Go through the listing below and list every line with "Learning".

== Entries supplied ==
---*---
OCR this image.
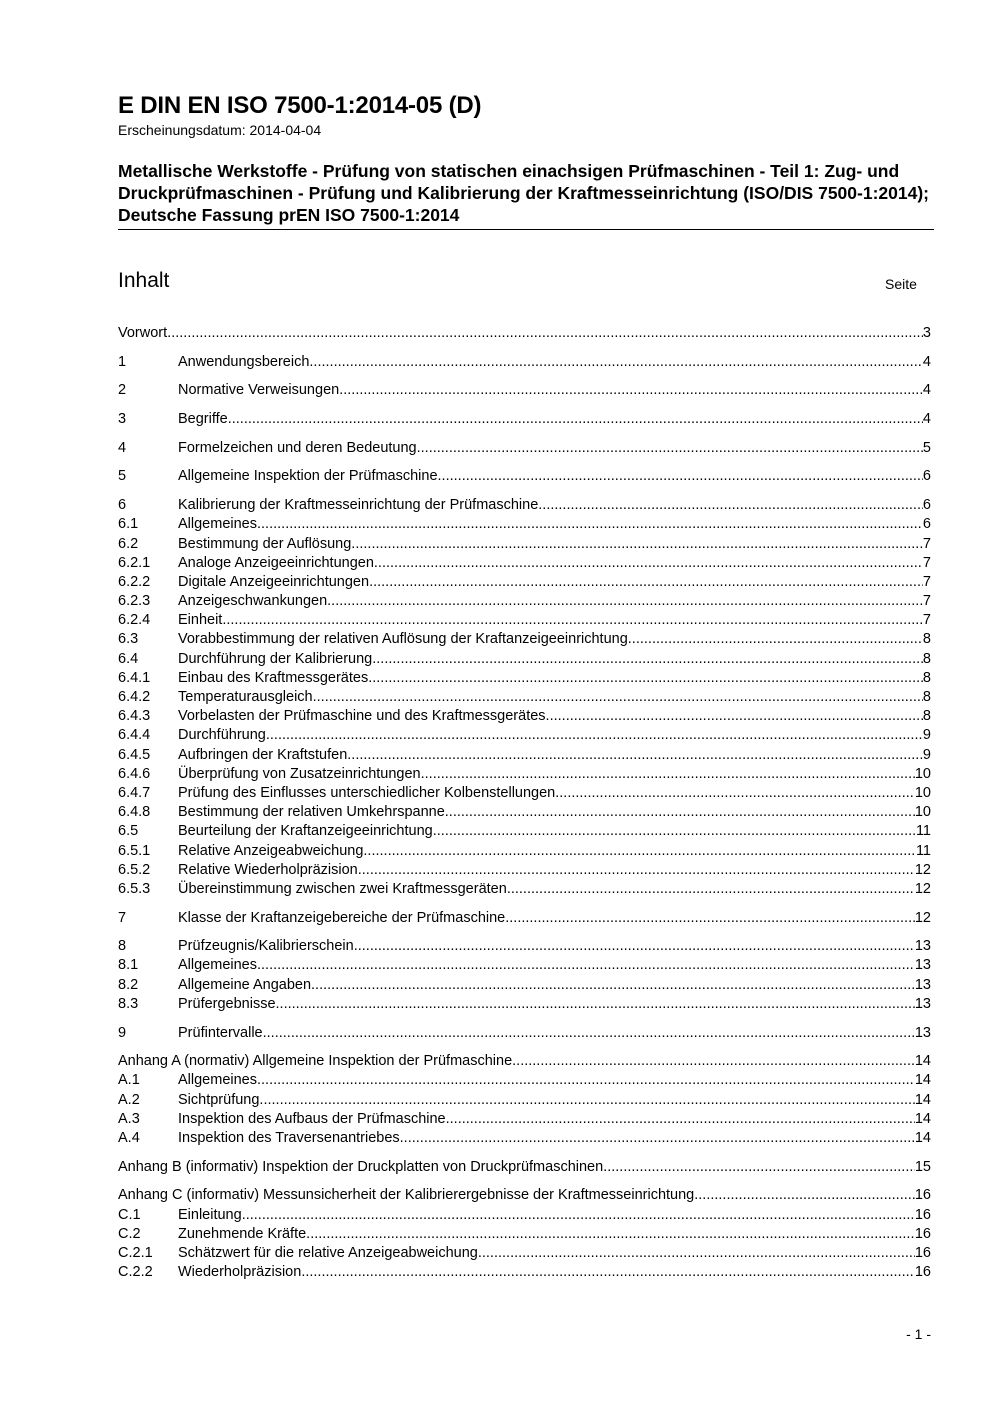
E DIN EN ISO 7500-1:2014-05 (D)
Erscheinungsdatum: 2014-04-04
Metallische Werkstoffe - Prüfung von statischen einachsigen Prüfmaschinen - Teil 1: Zug- und Druckprüfmaschinen - Prüfung und Kalibrierung der Kraftmesseinrichtung (ISO/DIS 7500-1:2014); Deutsche Fassung prEN ISO 7500-1:2014
Inhalt	Seite
Vorwort .....	3
1	Anwendungsbereich .....	4
2	Normative Verweisungen .....	4
3	Begriffe .....	4
4	Formelzeichen und deren Bedeutung .....	5
5	Allgemeine Inspektion der Prüfmaschine .....	6
6	Kalibrierung der Kraftmesseinrichtung der Prüfmaschine .....	6
6.1	Allgemeines .....	6
6.2	Bestimmung der Auflösung .....	7
6.2.1	Analoge Anzeigeeinrichtungen .....	7
6.2.2	Digitale Anzeigeeinrichtungen .....	7
6.2.3	Anzeigeschwankungen .....	7
6.2.4	Einheit .....	7
6.3	Vorabbestimmung der relativen Auflösung der Kraftanzeigeeinrichtung .....	8
6.4	Durchführung der Kalibrierung .....	8
6.4.1	Einbau des Kraftmessgerätes .....	8
6.4.2	Temperaturausgleich .....	8
6.4.3	Vorbelasten der Prüfmaschine und des Kraftmessgerätes .....	8
6.4.4	Durchführung .....	9
6.4.5	Aufbringen der Kraftstufen .....	9
6.4.6	Überprüfung von Zusatzeinrichtungen .....	10
6.4.7	Prüfung des Einflusses unterschiedlicher Kolbenstellungen .....	10
6.4.8	Bestimmung der relativen Umkehrspanne .....	10
6.5	Beurteilung der Kraftanzeigeeinrichtung .....	11
6.5.1	Relative Anzeigeabweichung .....	11
6.5.2	Relative Wiederholpräzision .....	12
6.5.3	Übereinstimmung zwischen zwei Kraftmessgeräten .....	12
7	Klasse der Kraftanzeigebereiche der Prüfmaschine .....	12
8	Prüfzeugnis/Kalibrierschein .....	13
8.1	Allgemeines .....	13
8.2	Allgemeine Angaben .....	13
8.3	Prüfergebnisse .....	13
9	Prüfintervalle .....	13
Anhang A (normativ) Allgemeine Inspektion der Prüfmaschine .....	14
A.1	Allgemeines .....	14
A.2	Sichtprüfung .....	14
A.3	Inspektion des Aufbaus der Prüfmaschine .....	14
A.4	Inspektion des Traversenantriebes .....	14
Anhang B (informativ) Inspektion der Druckplatten von Druckprüfmaschinen .....	15
Anhang C (informativ) Messunsicherheit der Kalibrierergebnisse der Kraftmesseinrichtung .....	16
C.1	Einleitung .....	16
C.2	Zunehmende Kräfte .....	16
C.2.1	Schätzwert für die relative Anzeigeabweichung .....	16
C.2.2	Wiederholpräzision .....	16
- 1 -
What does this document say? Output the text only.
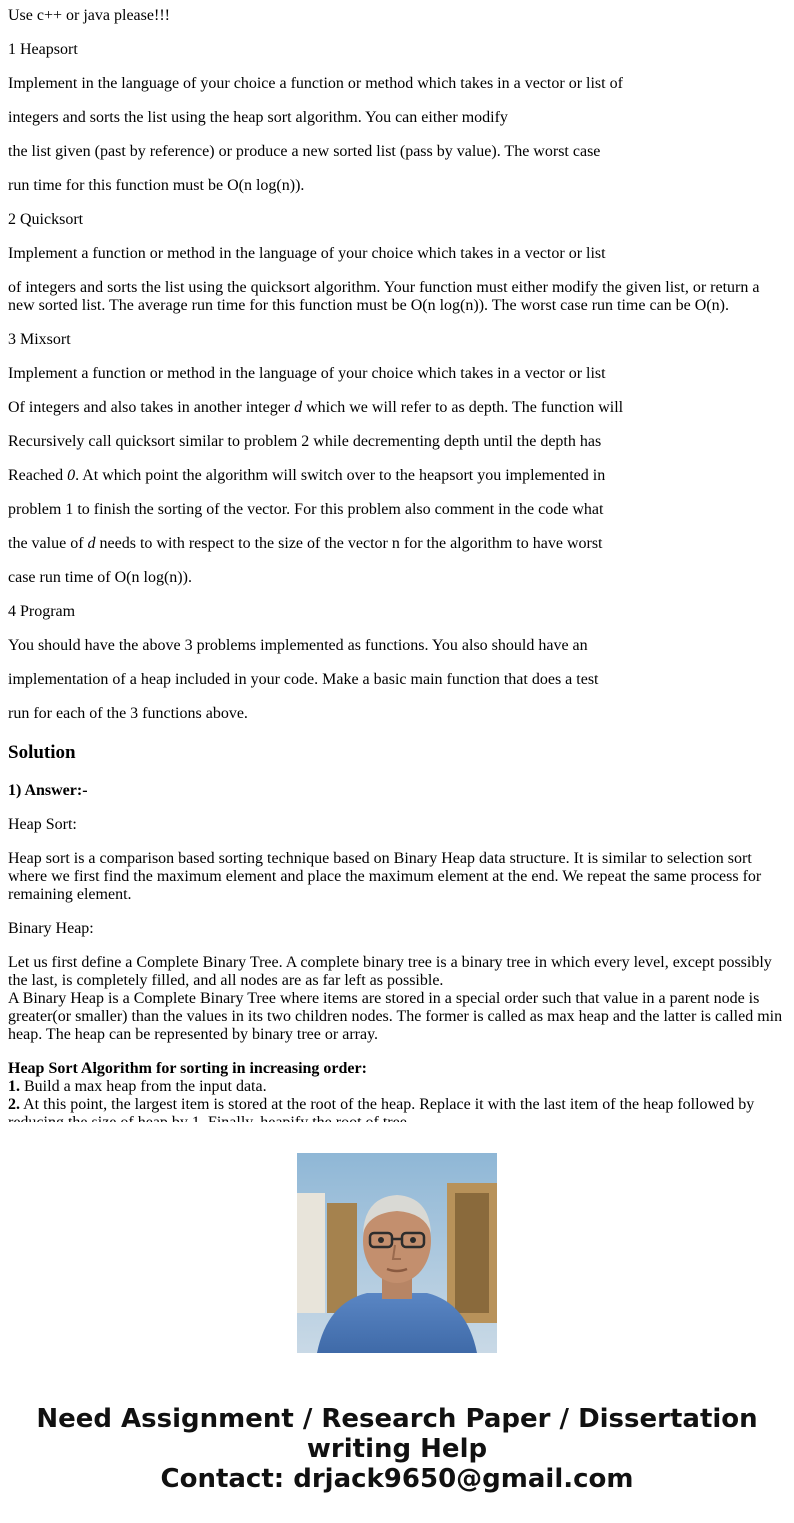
Use c++ or java please!!!

1 Heapsort

Implement in the language of your choice a function or method which takes in a vector or list of

integers and sorts the list using the heap sort algorithm. You can either modify

the list given (past by reference) or produce a new sorted list (pass by value). The worst case

run time for this function must be O(n log(n)).

2 Quicksort

Implement a function or method in the language of your choice which takes in a vector or list

of integers and sorts the list using the quicksort algorithm. Your function must either modify the given list, or return a new sorted list. The average run time for this function must be O(n log(n)). The worst case run time can be O(n).

3 Mixsort

Implement a function or method in the language of your choice which takes in a vector or list

Of integers and also takes in another integer d which we will refer to as depth. The function will

Recursively call quicksort similar to problem 2 while decrementing depth until the depth has

Reached 0. At which point the algorithm will switch over to the heapsort you implemented in

problem 1 to finish the sorting of the vector. For this problem also comment in the code what

the value of d needs to with respect to the size of the vector n for the algorithm to have worst

case run time of O(n log(n)).

4 Program

You should have the above 3 problems implemented as functions. You also should have an

implementation of a heap included in your code. Make a basic main function that does a test

run for each of the 3 functions above.

Solution

1) Answer:-

Heap Sort:

Heap sort is a comparison based sorting technique based on Binary Heap data structure. It is similar to selection sort where we first find the maximum element and place the maximum element at the end. We repeat the same process for remaining element.

Binary Heap:

Let us first define a Complete Binary Tree. A complete binary tree is a binary tree in which every level, except possibly the last, is completely filled, and all nodes are as far left as possible.
A Binary Heap is a Complete Binary Tree where items are stored in a special order such that value in a parent node is greater(or smaller) than the values in its two children nodes. The former is called as max heap and the latter is called min heap. The heap can be represented by binary tree or array.

Heap Sort Algorithm for sorting in increasing order:
1. Build a max heap from the input data.
2. At this point, the largest item is stored at the root of the heap. Replace it with the last item of the heap followed by

Need Assignment / Research Paper / Dissertation
writing Help
Contact: drjack9650@gmail.com
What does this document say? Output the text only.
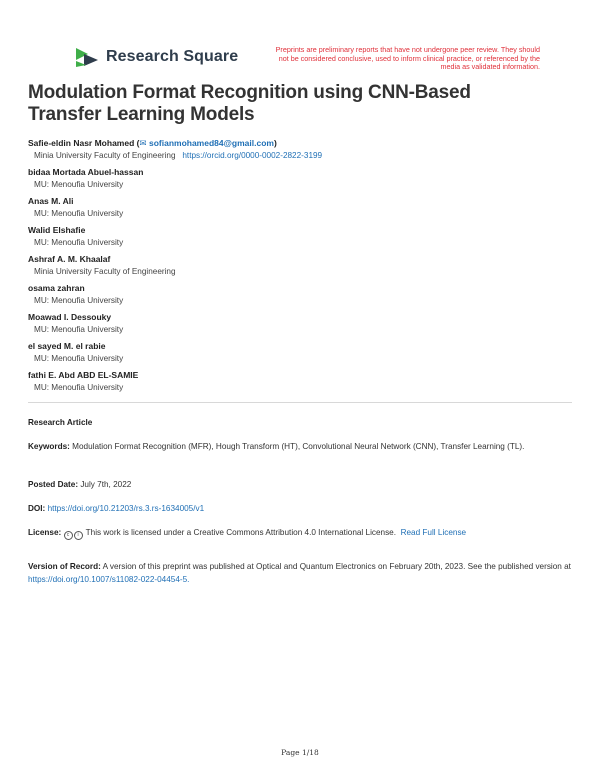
Research Square	Preprints are preliminary reports that have not undergone peer review. They should not be considered conclusive, used to inform clinical practice, or referenced by the media as validated information.
Modulation Format Recognition using CNN-Based Transfer Learning Models
Safie-eldin Nasr Mohamed (✉ sofianmohamed84@gmail.com)
Minia University Faculty of Engineering https://orcid.org/0000-0002-2822-3199
bidaa Mortada Abuel-hassan
MU: Menoufia University
Anas M. Ali
MU: Menoufia University
Walid Elshafie
MU: Menoufia University
Ashraf A. M. Khaalaf
Minia University Faculty of Engineering
osama zahran
MU: Menoufia University
Moawad I. Dessouky
MU: Menoufia University
el sayed M. el rabie
MU: Menoufia University
fathi E. Abd ABD EL-SAMIE
MU: Menoufia University
Research Article
Keywords: Modulation Format Recognition (MFR), Hough Transform (HT), Convolutional Neural Network (CNN), Transfer Learning (TL).
Posted Date: July 7th, 2022
DOI: https://doi.org/10.21203/rs.3.rs-1634005/v1
License: c i This work is licensed under a Creative Commons Attribution 4.0 International License. Read Full License
Version of Record: A version of this preprint was published at Optical and Quantum Electronics on February 20th, 2023. See the published version at https://doi.org/10.1007/s11082-022-04454-5.
Page 1/18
---*---
== Full solution ==
Modulation Format Recognition using CNN-Based Transfer Learning Models
Keywords: Modulation Format Recognition (MFR), Hough Transform (HT), Convolutional Neural Network (CNN), Transfer Learning (TL).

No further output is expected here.